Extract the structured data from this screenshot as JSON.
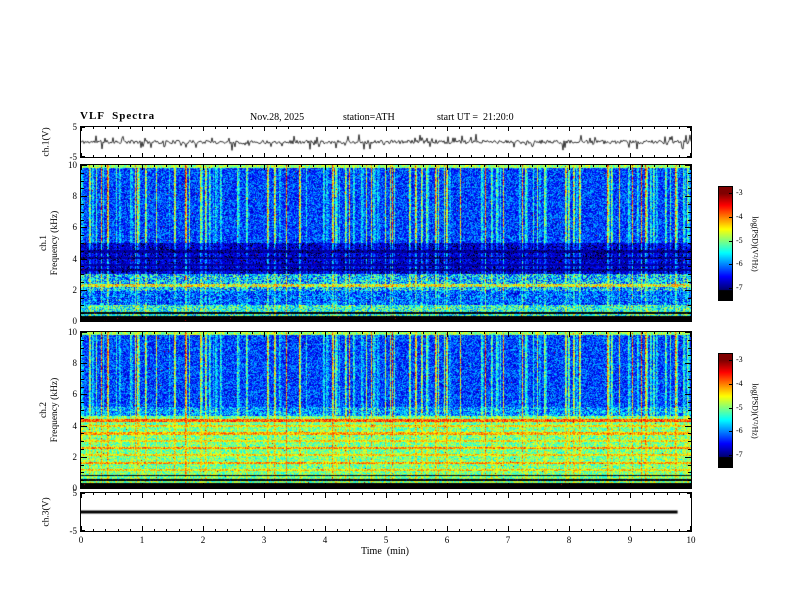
{
  "header": {
    "title": "VLF  Spectra",
    "date": "Nov.28, 2025",
    "station": "station=ATH",
    "start_ut": "start UT =  21:20:0"
  },
  "axes": {
    "time_label": "Time  (min)",
    "time_ticks": [
      0,
      1,
      2,
      3,
      4,
      5,
      6,
      7,
      8,
      9,
      10
    ],
    "time_minor_step": 0.2,
    "freq_label": "Frequency  (kHz)",
    "freq_ticks": [
      0,
      2,
      4,
      6,
      8,
      10
    ],
    "freq_minor_step": 0.5,
    "volt_ticks": [
      5,
      -5
    ]
  },
  "panels": {
    "ch1_wave": {
      "label": "ch.1(V)"
    },
    "ch1_spec": {
      "row_label": "ch.1"
    },
    "ch2_spec": {
      "row_label": "ch.2"
    },
    "ch3_wave": {
      "label": "ch.3(V)"
    }
  },
  "colorbar": {
    "label": "log(PSD)(V²/Hz)",
    "ticks": [
      -3,
      -4,
      -5,
      -6,
      -7
    ],
    "vmin": -7,
    "vmax": -3,
    "bar_range": [
      -7.5,
      -2.75
    ],
    "colormap": "jet"
  },
  "chart_data": [
    {
      "type": "line",
      "name": "ch1_waveform",
      "ylabel": "ch.1(V)",
      "ylim": [
        -5,
        5
      ],
      "xlim": [
        0,
        10
      ],
      "description": "broadband noisy voltage trace with impulsive sferic spikes around 0 V",
      "gen": {
        "seed": 11,
        "noise_amp": 0.6,
        "spike_prob": 0.12,
        "spike_amp": 2.4
      }
    },
    {
      "type": "heatmap",
      "name": "ch1_spectrogram",
      "xlabel": "Time (min)",
      "ylabel": "ch.1 Frequency (kHz)",
      "zlabel": "log(PSD)(V²/Hz)",
      "xlim": [
        0,
        10
      ],
      "ylim": [
        0,
        10
      ],
      "zlim": [
        -7,
        -3
      ],
      "colormap": "jet",
      "description": "blue background PSD with dense vertical sferic streaks, green speckle band near 2-3 kHz, dark hum lines 3-4.5 kHz, green band below 1 kHz, black band at 0 kHz",
      "gen": {
        "seed": 23,
        "streak_seed": 7,
        "streak_prob": 0.27,
        "streak_amp": [
          0.4,
          2.2
        ],
        "bands": [
          {
            "f": [
              5.0,
              10.0
            ],
            "base": -6.25,
            "noise": 0.55,
            "streak": 1.0
          },
          {
            "f": [
              3.0,
              5.0
            ],
            "base": -6.7,
            "noise": 0.45,
            "streak": 0.55
          },
          {
            "f": [
              1.9,
              3.0
            ],
            "base": -5.75,
            "noise": 0.9,
            "streak": 0.6
          },
          {
            "f": [
              1.0,
              1.9
            ],
            "base": -6.15,
            "noise": 0.7,
            "streak": 0.5
          },
          {
            "f": [
              0.3,
              1.0
            ],
            "base": -5.4,
            "noise": 0.8,
            "streak": 0.4
          },
          {
            "f": [
              0.0,
              0.3
            ],
            "base": -7.5,
            "noise": 0.15,
            "streak": 0.0
          }
        ],
        "lines": [
          {
            "f": 4.45,
            "w": 0.07,
            "mode": "set",
            "value": -6.9
          },
          {
            "f": 4.05,
            "w": 0.07,
            "mode": "set",
            "value": -6.9
          },
          {
            "f": 3.6,
            "w": 0.07,
            "mode": "set",
            "value": -6.85
          },
          {
            "f": 3.25,
            "w": 0.07,
            "mode": "set",
            "value": -6.9
          },
          {
            "f": 2.25,
            "w": 0.1,
            "mode": "max",
            "value": -4.6,
            "speckle": 0.8
          },
          {
            "f": 0.5,
            "w": 0.05,
            "mode": "set",
            "value": -7.2
          },
          {
            "f": 9.93,
            "w": 0.12,
            "mode": "max",
            "value": -4.9,
            "speckle": 0.5
          }
        ],
        "red_speck_prob": 0.0015
      }
    },
    {
      "type": "heatmap",
      "name": "ch2_spectrogram",
      "xlabel": "Time (min)",
      "ylabel": "ch.2 Frequency (kHz)",
      "zlabel": "log(PSD)(V²/Hz)",
      "xlim": [
        0,
        10
      ],
      "ylim": [
        0,
        10
      ],
      "zlim": [
        -7,
        -3
      ],
      "colormap": "jet",
      "description": "blue with sferic streaks above 5 kHz, broad green zone below 4.6 kHz with yellow/orange hum lines, black lines near 0.5-0.8 kHz, black band at 0 kHz",
      "gen": {
        "seed": 57,
        "streak_seed": 7,
        "streak_prob": 0.27,
        "streak_amp": [
          0.4,
          2.2
        ],
        "bands": [
          {
            "f": [
              5.2,
              10.0
            ],
            "base": -6.25,
            "noise": 0.55,
            "streak": 1.0
          },
          {
            "f": [
              4.6,
              5.2
            ],
            "base": -5.9,
            "noise": 0.7,
            "streak": 0.8
          },
          {
            "f": [
              0.3,
              4.6
            ],
            "base": -5.05,
            "noise": 0.55,
            "streak": 0.45
          },
          {
            "f": [
              0.0,
              0.3
            ],
            "base": -7.5,
            "noise": 0.15,
            "streak": 0.0
          }
        ],
        "lines": [
          {
            "f": 4.35,
            "w": 0.09,
            "mode": "max",
            "value": -3.9,
            "speckle": 0.5
          },
          {
            "f": 3.95,
            "w": 0.07,
            "mode": "max",
            "value": -4.4,
            "speckle": 0.5
          },
          {
            "f": 3.5,
            "w": 0.08,
            "mode": "max",
            "value": -4.2,
            "speckle": 0.5
          },
          {
            "f": 3.0,
            "w": 0.07,
            "mode": "max",
            "value": -4.45,
            "speckle": 0.5
          },
          {
            "f": 2.55,
            "w": 0.08,
            "mode": "max",
            "value": -4.1,
            "speckle": 0.5
          },
          {
            "f": 2.1,
            "w": 0.07,
            "mode": "max",
            "value": -4.4,
            "speckle": 0.5
          },
          {
            "f": 1.6,
            "w": 0.08,
            "mode": "max",
            "value": -4.15,
            "speckle": 0.5
          },
          {
            "f": 1.15,
            "w": 0.07,
            "mode": "max",
            "value": -4.4,
            "speckle": 0.5
          },
          {
            "f": 0.8,
            "w": 0.05,
            "mode": "set",
            "value": -7.2
          },
          {
            "f": 0.5,
            "w": 0.05,
            "mode": "set",
            "value": -7.2
          },
          {
            "f": 9.93,
            "w": 0.12,
            "mode": "max",
            "value": -4.9,
            "speckle": 0.5
          }
        ],
        "red_speck_prob": 0.002
      }
    },
    {
      "type": "line",
      "name": "ch3_waveform",
      "ylabel": "ch.3(V)",
      "ylim": [
        -5,
        5
      ],
      "xlim": [
        0,
        10
      ],
      "description": "flat thick line at 0 V (no signal)",
      "gen": {
        "flat_value": 0,
        "thickness": 3
      }
    }
  ]
}
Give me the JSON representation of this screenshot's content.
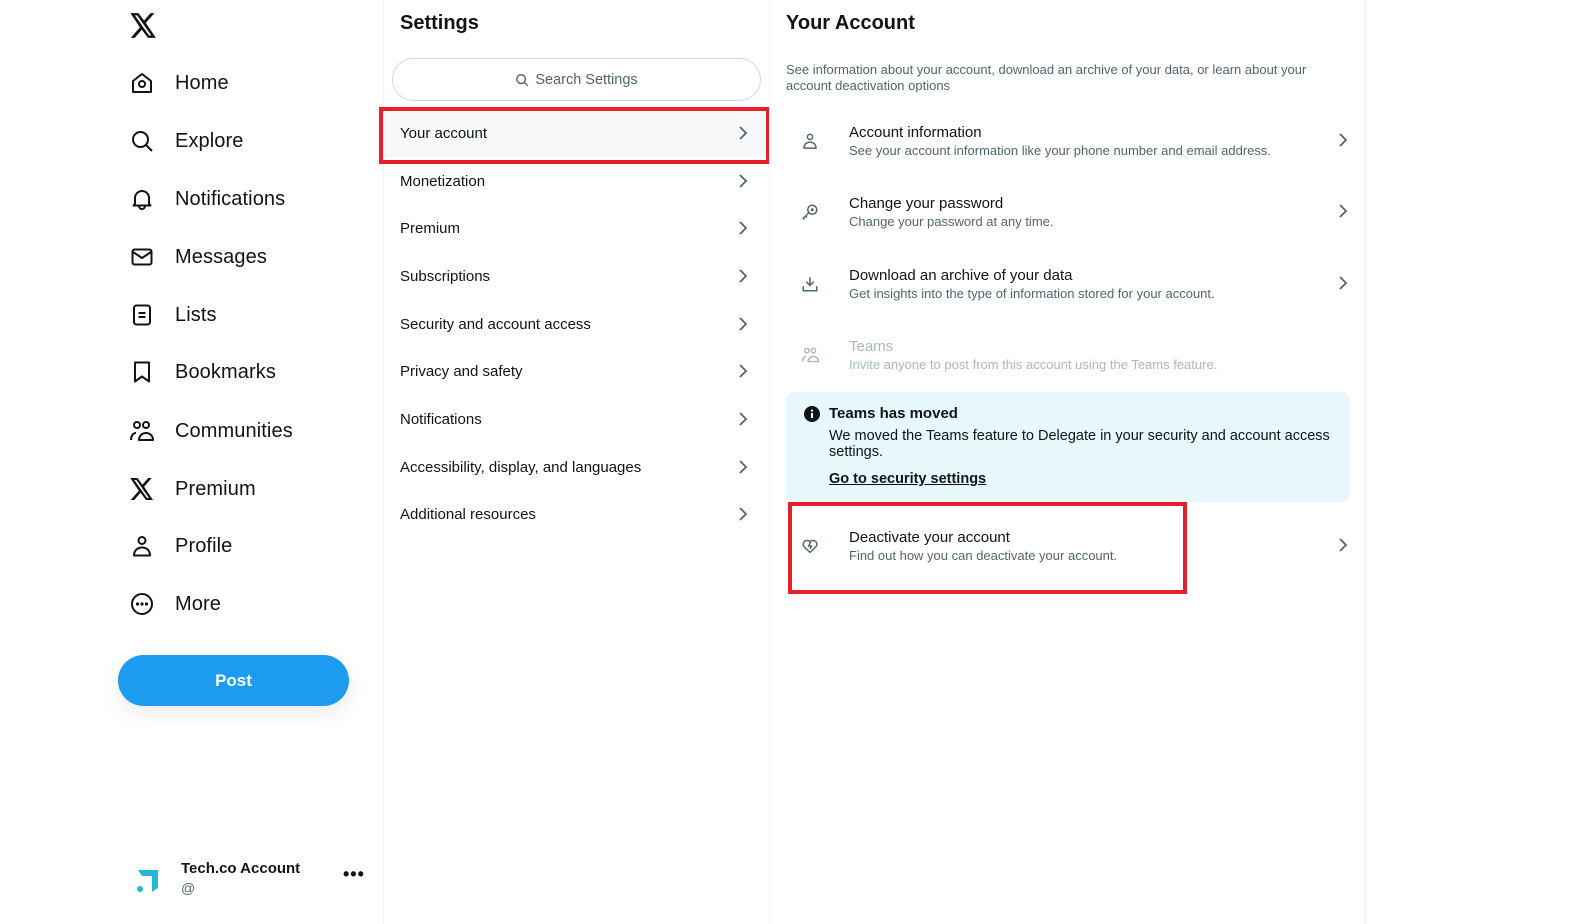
{
  "nav": {
    "logo": "x-logo",
    "items": [
      {
        "label": "Home",
        "icon": "home-icon"
      },
      {
        "label": "Explore",
        "icon": "search-icon"
      },
      {
        "label": "Notifications",
        "icon": "bell-icon"
      },
      {
        "label": "Messages",
        "icon": "envelope-icon"
      },
      {
        "label": "Lists",
        "icon": "list-icon"
      },
      {
        "label": "Bookmarks",
        "icon": "bookmark-icon"
      },
      {
        "label": "Communities",
        "icon": "communities-icon"
      },
      {
        "label": "Premium",
        "icon": "x-premium-icon"
      },
      {
        "label": "Profile",
        "icon": "profile-icon"
      },
      {
        "label": "More",
        "icon": "more-circle-icon"
      }
    ],
    "post_label": "Post",
    "account": {
      "name": "Tech.co Account",
      "handle": "@",
      "more": "•••"
    }
  },
  "settings": {
    "title": "Settings",
    "search_placeholder": "Search Settings",
    "items": [
      {
        "label": "Your account",
        "active": true
      },
      {
        "label": "Monetization"
      },
      {
        "label": "Premium"
      },
      {
        "label": "Subscriptions"
      },
      {
        "label": "Security and account access"
      },
      {
        "label": "Privacy and safety"
      },
      {
        "label": "Notifications"
      },
      {
        "label": "Accessibility, display, and languages"
      },
      {
        "label": "Additional resources"
      }
    ]
  },
  "account_panel": {
    "title": "Your Account",
    "description": "See information about your account, download an archive of your data, or learn about your account deactivation options",
    "rows": [
      {
        "title": "Account information",
        "subtitle": "See your account information like your phone number and email address.",
        "icon": "person-icon"
      },
      {
        "title": "Change your password",
        "subtitle": "Change your password at any time.",
        "icon": "key-icon"
      },
      {
        "title": "Download an archive of your data",
        "subtitle": "Get insights into the type of information stored for your account.",
        "icon": "download-icon"
      },
      {
        "title": "Teams",
        "subtitle": "Invite anyone to post from this account using the Teams feature.",
        "icon": "teams-icon",
        "disabled": true
      },
      {
        "title": "Deactivate your account",
        "subtitle": "Find out how you can deactivate your account.",
        "icon": "broken-heart-icon"
      }
    ],
    "notice": {
      "title": "Teams has moved",
      "body": "We moved the Teams feature to Delegate in your security and account access settings.",
      "link": "Go to security settings"
    }
  },
  "colors": {
    "accent": "#1d9bf0",
    "highlight": "#e5202c",
    "notice_bg": "#e8f8fd"
  }
}
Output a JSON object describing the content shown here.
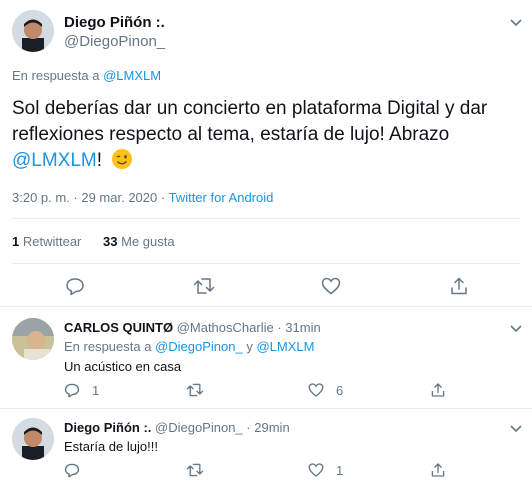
{
  "main_tweet": {
    "author_name": "Diego Piñón :.",
    "author_handle": "@DiegoPinon_",
    "reply_prefix": "En respuesta a ",
    "reply_to": "@LMXLM",
    "text_main": "Sol deberías dar un concierto en plataforma Digital y dar reflexiones respecto al tema, estaría de lujo! Abrazo ",
    "text_mention": "@LMXLM",
    "text_after": "!",
    "emoji": "😉",
    "timestamp": "3:20 p. m. · 29 mar. 2020 · ",
    "source": "Twitter for Android",
    "retweets_count": "1",
    "retweets_label": "Retwittear",
    "likes_count": "33",
    "likes_label": "Me gusta"
  },
  "replies": [
    {
      "author_name": "CARLOS QUINTØ",
      "author_handle": "@MathosCharlie",
      "time": "31min",
      "reply_prefix": "En respuesta a ",
      "reply_to_1": "@DiegoPinon_",
      "reply_join": " y ",
      "reply_to_2": "@LMXLM",
      "text": "Un acústico en casa",
      "reply_count": "1",
      "like_count": "6"
    },
    {
      "author_name": "Diego Piñón :.",
      "author_handle": "@DiegoPinon_",
      "time": "29min",
      "text": "Estaría de lujo!!!",
      "like_count": "1"
    }
  ],
  "separator": "·",
  "icons": [
    "chevron-down-icon",
    "reply-icon",
    "retweet-icon",
    "like-icon",
    "share-icon"
  ]
}
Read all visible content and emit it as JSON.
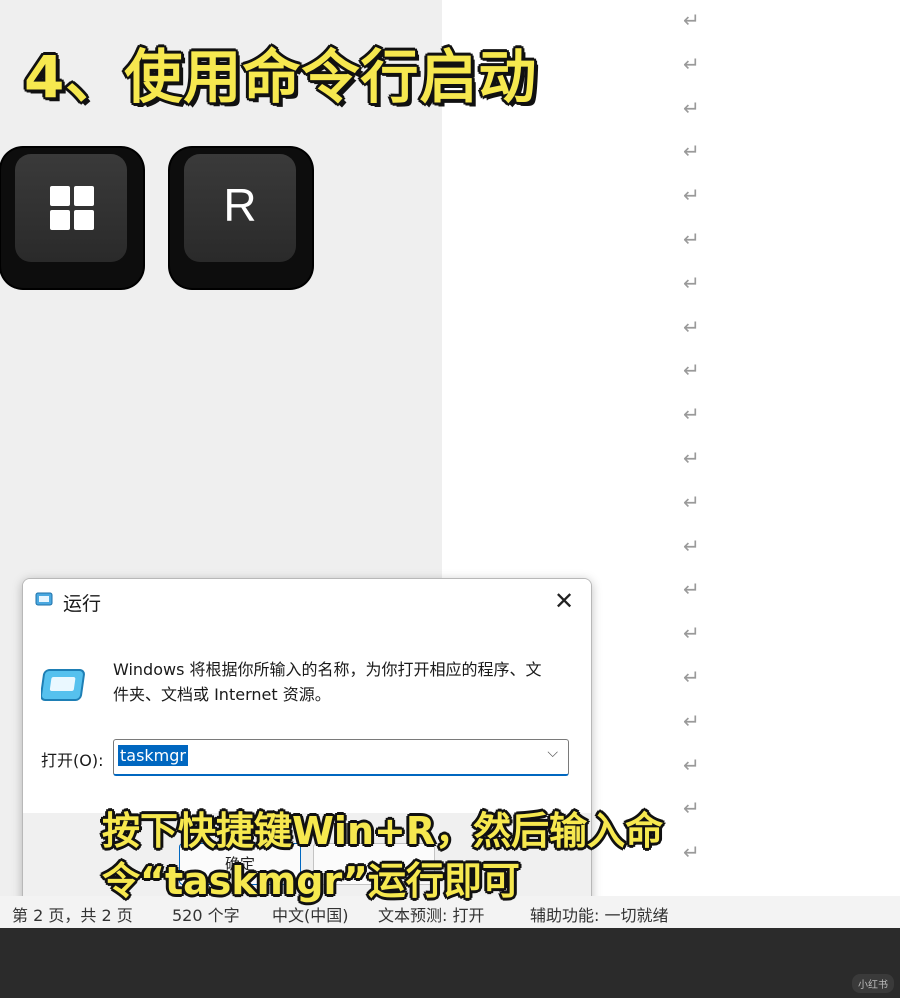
{
  "heading": "4、使用命令行启动",
  "keys": {
    "win_icon": "windows-logo-icon",
    "r_label": "R"
  },
  "paragraph_mark": "↵",
  "dialog": {
    "title": "运行",
    "close_icon": "close-icon",
    "close_glyph": "✕",
    "description": "Windows 将根据你所输入的名称，为你打开相应的程序、文件夹、文档或 Internet 资源。",
    "open_label": "打开(O):",
    "open_value": "taskmgr",
    "dropdown_glyph": "⌵",
    "ok_label": "确定"
  },
  "status_bar": {
    "page": "第 2 页，共 2 页",
    "words": "520 个字",
    "language": "中文(中国)",
    "prediction": "文本预测: 打开",
    "accessibility": "辅助功能: 一切就绪"
  },
  "caption": {
    "line1": "按下快捷键Win+R，然后输入命",
    "line2": "令“taskmgr”运行即可"
  },
  "watermark": "小红书"
}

────────────────────

TASK DETAILS ▸ Pull out each line of the listing that holds the string "feature".

TASK RESPONSE ▸
        "subtitle": "Invite anyone to post from this account using the Teams feature.",
      "body": "We moved the Teams feature to Delegate in your security and account access settings.",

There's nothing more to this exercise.